◆ Exercise details
Copy each line below that includes "Ennusteen".

◆ Record excerpts
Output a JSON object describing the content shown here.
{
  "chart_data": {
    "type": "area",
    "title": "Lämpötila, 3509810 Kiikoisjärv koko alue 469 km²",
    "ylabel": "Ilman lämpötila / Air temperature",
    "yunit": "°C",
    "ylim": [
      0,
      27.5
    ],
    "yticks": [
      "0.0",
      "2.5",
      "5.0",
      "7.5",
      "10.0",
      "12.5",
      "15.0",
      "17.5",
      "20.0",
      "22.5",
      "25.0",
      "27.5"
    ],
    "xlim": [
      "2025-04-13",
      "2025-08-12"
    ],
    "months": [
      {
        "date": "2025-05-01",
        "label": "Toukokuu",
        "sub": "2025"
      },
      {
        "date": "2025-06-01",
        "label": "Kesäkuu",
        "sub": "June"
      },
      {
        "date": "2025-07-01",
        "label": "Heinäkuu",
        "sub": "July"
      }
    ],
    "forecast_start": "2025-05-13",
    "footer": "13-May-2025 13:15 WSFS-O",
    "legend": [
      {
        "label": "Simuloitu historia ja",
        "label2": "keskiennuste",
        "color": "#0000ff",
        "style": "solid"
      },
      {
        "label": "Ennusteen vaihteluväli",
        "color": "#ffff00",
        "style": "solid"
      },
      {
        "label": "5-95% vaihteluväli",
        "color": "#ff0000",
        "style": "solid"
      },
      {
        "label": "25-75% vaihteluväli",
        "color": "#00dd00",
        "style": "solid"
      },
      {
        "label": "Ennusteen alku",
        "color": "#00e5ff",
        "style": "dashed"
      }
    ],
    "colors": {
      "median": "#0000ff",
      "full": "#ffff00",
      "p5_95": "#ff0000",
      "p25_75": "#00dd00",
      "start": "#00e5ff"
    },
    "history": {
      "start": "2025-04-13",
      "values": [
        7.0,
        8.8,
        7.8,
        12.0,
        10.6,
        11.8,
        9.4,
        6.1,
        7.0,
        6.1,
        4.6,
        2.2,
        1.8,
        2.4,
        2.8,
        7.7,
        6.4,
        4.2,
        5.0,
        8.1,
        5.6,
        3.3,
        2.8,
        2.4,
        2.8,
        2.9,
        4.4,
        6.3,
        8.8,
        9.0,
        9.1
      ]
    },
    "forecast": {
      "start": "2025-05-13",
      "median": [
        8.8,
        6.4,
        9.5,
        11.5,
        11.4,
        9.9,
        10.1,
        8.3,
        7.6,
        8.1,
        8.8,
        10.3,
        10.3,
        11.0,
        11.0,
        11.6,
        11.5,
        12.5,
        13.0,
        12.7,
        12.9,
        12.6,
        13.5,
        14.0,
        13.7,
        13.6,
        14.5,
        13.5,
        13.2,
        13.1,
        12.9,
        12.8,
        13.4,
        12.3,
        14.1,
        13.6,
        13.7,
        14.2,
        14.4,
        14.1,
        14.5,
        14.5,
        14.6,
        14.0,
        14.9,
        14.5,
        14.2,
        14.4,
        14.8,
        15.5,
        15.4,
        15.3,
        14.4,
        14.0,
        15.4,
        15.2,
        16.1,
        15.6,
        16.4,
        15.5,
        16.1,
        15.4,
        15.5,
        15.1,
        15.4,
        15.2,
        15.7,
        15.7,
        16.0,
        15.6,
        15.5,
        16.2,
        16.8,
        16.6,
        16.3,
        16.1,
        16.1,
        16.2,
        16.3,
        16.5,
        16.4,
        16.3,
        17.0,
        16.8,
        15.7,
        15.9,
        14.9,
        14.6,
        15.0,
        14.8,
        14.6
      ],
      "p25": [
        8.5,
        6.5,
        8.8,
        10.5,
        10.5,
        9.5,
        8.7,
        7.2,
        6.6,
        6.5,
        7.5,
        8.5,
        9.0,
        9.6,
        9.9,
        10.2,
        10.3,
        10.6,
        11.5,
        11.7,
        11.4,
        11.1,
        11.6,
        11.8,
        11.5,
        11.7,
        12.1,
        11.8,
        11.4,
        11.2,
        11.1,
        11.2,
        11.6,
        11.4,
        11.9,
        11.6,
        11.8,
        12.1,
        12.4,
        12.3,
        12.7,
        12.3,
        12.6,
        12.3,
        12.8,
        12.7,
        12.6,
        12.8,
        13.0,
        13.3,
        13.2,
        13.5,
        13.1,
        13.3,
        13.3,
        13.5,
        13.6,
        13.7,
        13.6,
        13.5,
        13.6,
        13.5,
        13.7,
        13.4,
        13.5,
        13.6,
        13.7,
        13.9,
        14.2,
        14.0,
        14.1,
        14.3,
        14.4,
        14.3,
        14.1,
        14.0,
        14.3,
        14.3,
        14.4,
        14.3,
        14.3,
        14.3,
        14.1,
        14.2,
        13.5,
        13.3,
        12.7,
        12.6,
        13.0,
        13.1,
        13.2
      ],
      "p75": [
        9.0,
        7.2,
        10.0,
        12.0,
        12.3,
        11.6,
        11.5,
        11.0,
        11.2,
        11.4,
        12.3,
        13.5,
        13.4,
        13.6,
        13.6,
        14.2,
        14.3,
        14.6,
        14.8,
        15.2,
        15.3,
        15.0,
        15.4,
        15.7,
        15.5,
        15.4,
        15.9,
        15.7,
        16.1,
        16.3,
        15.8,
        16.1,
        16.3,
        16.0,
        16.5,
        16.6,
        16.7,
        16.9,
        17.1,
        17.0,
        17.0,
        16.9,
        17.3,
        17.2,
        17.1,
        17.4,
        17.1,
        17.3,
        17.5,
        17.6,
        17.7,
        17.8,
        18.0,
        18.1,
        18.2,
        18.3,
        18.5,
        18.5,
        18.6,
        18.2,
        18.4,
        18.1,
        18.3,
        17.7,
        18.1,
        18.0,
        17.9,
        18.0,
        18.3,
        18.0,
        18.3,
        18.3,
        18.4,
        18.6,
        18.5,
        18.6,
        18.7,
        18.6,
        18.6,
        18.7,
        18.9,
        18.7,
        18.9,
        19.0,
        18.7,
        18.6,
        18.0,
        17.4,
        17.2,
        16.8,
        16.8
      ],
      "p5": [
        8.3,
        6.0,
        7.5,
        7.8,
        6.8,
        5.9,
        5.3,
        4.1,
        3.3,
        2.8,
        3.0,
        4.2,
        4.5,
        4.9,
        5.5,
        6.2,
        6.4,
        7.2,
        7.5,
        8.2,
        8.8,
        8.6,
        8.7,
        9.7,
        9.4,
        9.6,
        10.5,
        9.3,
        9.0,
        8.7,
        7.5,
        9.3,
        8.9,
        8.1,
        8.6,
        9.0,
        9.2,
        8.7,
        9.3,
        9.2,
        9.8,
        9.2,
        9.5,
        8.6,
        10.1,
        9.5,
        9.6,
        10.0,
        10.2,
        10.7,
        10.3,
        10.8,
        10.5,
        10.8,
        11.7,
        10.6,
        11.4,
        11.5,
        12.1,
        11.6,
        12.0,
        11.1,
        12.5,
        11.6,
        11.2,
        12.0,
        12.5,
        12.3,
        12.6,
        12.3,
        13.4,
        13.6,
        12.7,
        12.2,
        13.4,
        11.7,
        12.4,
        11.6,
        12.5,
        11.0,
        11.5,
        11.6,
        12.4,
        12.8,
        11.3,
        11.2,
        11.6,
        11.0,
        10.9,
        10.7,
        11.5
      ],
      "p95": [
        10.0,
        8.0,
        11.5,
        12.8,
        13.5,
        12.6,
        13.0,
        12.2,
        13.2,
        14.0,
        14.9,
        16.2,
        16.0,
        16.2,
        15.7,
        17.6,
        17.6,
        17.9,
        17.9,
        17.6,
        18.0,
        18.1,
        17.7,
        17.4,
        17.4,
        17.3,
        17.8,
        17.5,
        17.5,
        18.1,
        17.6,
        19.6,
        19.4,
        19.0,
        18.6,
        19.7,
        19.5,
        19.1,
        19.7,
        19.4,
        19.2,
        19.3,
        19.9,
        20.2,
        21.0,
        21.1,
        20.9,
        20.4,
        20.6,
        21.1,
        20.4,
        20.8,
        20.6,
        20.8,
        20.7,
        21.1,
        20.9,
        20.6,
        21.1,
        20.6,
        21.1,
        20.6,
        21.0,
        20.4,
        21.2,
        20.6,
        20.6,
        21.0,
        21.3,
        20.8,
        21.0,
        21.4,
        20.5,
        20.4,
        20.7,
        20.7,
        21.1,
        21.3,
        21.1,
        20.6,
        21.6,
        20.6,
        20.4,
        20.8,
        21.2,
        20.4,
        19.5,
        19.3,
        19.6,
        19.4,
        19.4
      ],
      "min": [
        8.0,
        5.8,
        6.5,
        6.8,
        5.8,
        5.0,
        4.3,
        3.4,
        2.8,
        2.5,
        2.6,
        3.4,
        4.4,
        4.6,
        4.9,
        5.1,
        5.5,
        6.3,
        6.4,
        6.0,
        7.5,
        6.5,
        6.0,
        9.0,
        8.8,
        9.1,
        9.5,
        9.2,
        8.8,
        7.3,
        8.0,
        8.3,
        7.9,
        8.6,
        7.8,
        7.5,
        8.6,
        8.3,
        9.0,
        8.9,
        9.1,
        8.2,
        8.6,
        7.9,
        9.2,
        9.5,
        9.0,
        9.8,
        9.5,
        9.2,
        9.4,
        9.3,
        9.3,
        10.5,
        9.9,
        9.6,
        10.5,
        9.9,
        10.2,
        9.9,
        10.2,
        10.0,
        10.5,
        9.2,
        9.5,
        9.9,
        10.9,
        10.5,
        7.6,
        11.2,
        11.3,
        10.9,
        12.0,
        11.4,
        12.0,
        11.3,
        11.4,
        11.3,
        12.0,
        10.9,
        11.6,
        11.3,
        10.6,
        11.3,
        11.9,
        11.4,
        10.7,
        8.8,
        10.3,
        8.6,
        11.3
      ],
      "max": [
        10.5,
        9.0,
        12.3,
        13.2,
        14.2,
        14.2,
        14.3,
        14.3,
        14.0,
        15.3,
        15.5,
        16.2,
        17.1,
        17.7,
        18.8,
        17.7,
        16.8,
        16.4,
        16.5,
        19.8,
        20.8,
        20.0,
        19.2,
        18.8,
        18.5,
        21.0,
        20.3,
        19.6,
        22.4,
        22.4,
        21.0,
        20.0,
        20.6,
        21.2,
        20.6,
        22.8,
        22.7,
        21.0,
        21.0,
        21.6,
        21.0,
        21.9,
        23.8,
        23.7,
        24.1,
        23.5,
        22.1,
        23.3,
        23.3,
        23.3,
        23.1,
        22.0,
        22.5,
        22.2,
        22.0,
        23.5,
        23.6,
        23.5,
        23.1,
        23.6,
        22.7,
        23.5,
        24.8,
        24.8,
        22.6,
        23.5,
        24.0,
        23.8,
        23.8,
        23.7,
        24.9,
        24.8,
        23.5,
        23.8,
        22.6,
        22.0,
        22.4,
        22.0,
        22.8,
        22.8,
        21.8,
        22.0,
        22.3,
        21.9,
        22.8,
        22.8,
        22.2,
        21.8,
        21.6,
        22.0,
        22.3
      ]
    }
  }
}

◆ Worked solution
        "label": "Ennusteen vaihteluväli",
        "label": "Ennusteen alku",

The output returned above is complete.